WHAT THE TASK REQUIRES: Report how many lines contain "title". Give the number and nothing else.

[Dataset rows about figures]
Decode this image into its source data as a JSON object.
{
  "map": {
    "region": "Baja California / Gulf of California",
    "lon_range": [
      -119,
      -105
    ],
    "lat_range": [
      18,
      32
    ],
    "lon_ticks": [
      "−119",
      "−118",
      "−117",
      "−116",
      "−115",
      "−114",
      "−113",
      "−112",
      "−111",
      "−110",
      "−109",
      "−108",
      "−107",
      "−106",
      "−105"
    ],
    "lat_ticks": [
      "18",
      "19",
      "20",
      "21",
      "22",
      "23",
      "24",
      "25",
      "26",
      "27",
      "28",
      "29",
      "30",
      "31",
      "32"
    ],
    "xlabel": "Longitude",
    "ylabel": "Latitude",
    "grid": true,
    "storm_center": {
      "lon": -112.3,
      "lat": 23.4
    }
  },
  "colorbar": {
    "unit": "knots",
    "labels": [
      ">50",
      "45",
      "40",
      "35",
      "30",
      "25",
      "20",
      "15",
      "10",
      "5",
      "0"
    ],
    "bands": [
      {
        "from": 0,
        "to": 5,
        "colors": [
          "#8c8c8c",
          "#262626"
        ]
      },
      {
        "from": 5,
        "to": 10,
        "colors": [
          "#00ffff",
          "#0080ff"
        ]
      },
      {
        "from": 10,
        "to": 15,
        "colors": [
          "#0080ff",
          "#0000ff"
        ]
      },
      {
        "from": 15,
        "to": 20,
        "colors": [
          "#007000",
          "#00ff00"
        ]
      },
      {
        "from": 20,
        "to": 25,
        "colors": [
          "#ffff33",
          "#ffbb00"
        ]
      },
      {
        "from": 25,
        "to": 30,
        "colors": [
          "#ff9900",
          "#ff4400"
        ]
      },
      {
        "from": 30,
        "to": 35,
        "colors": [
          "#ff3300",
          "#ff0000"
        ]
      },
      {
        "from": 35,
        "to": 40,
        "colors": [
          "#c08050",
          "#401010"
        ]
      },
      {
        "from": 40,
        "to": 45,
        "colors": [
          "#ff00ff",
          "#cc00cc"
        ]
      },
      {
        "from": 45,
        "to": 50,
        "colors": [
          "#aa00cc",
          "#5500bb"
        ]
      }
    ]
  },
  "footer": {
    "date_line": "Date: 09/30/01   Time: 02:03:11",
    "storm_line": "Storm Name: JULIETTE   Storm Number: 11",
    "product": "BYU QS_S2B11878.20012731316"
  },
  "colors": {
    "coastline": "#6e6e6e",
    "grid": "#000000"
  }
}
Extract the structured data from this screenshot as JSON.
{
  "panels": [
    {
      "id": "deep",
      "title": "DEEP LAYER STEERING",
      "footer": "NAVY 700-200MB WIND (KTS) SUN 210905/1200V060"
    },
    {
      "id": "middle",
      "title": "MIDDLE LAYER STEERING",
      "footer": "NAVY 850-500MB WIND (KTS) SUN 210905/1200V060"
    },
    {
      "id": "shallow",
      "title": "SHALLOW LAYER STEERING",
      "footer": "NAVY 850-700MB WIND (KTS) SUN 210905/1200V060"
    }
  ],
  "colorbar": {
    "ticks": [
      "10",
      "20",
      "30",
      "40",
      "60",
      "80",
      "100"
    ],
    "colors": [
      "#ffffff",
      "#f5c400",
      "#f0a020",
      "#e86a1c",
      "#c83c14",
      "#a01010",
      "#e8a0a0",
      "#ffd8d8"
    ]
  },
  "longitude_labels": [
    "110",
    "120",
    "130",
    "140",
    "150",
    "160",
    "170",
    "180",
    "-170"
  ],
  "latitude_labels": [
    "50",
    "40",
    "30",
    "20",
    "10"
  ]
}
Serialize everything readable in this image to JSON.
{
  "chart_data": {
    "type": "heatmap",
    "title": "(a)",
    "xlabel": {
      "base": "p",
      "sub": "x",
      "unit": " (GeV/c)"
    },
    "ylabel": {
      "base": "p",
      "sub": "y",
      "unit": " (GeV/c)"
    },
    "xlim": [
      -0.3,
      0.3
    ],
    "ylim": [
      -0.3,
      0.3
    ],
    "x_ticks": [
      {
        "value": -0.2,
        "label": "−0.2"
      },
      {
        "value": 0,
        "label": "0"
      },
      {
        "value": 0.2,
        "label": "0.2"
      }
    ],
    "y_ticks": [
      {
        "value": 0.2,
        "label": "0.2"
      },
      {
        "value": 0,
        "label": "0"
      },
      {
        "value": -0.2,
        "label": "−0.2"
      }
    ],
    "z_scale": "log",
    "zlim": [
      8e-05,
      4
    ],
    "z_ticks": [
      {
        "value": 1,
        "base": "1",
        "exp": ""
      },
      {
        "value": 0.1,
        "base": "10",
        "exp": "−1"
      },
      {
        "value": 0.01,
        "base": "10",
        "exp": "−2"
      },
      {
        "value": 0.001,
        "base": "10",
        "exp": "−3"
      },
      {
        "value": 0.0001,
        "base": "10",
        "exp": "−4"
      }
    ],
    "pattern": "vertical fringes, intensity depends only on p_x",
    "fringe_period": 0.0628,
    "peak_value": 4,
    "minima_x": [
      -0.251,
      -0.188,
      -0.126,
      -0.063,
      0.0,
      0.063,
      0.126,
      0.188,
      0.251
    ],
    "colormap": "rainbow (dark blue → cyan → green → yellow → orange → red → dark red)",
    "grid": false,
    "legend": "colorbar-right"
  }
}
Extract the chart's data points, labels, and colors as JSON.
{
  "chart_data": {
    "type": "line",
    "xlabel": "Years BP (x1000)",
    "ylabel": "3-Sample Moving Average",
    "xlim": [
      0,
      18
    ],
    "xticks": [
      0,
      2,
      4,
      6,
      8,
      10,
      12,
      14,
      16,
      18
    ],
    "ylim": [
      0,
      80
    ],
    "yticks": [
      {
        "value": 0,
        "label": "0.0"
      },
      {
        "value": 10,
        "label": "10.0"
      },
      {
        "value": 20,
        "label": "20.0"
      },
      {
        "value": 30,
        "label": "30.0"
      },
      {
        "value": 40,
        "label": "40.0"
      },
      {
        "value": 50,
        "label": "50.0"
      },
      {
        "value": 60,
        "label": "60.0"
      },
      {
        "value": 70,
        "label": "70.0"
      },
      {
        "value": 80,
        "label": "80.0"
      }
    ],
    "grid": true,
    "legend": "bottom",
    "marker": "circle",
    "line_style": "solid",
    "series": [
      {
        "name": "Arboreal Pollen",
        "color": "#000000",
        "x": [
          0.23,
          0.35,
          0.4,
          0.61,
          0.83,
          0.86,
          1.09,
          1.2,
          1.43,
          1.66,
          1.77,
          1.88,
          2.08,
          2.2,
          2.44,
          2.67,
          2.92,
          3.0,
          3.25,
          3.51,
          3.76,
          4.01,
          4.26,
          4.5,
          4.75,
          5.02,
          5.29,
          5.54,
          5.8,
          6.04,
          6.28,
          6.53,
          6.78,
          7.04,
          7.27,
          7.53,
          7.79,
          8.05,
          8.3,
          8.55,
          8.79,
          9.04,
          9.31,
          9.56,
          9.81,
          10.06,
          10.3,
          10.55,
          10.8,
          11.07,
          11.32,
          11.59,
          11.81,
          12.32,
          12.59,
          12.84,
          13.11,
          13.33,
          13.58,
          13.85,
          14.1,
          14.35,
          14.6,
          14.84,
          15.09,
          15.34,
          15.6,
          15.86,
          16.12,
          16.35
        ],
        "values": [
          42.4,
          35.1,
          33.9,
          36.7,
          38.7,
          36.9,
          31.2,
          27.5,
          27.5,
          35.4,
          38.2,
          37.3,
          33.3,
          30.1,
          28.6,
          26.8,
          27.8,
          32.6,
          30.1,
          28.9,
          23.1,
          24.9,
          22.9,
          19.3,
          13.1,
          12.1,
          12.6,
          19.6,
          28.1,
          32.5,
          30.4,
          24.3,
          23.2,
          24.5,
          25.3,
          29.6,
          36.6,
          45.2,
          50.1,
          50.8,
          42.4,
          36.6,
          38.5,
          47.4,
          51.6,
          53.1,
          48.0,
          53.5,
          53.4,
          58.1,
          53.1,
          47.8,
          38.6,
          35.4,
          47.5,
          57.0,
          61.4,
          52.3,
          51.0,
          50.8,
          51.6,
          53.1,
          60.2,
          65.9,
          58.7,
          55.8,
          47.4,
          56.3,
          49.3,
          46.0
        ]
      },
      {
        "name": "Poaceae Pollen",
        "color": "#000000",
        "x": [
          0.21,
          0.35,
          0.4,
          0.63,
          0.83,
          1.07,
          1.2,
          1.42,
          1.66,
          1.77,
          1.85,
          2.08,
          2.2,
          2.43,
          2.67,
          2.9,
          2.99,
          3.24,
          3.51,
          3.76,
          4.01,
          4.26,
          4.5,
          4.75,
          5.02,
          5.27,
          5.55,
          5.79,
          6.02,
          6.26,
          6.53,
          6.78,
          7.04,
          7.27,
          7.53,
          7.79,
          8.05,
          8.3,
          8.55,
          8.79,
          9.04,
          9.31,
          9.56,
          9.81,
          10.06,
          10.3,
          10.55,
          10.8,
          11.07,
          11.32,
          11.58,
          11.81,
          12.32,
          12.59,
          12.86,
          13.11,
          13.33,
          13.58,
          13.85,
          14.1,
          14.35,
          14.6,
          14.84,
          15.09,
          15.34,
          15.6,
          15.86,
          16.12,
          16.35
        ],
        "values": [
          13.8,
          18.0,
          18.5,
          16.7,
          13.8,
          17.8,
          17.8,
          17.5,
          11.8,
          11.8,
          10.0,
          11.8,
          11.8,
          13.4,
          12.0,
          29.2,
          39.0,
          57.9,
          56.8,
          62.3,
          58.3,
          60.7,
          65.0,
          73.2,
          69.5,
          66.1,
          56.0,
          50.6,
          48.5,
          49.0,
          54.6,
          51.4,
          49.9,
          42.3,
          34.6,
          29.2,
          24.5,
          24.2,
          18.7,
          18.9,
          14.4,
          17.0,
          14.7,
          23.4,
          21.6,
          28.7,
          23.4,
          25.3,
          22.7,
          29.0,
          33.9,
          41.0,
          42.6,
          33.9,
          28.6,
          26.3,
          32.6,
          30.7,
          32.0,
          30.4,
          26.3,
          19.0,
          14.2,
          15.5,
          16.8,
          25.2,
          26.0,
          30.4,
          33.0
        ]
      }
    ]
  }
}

RESPONSE TO THE EXERCISE: 4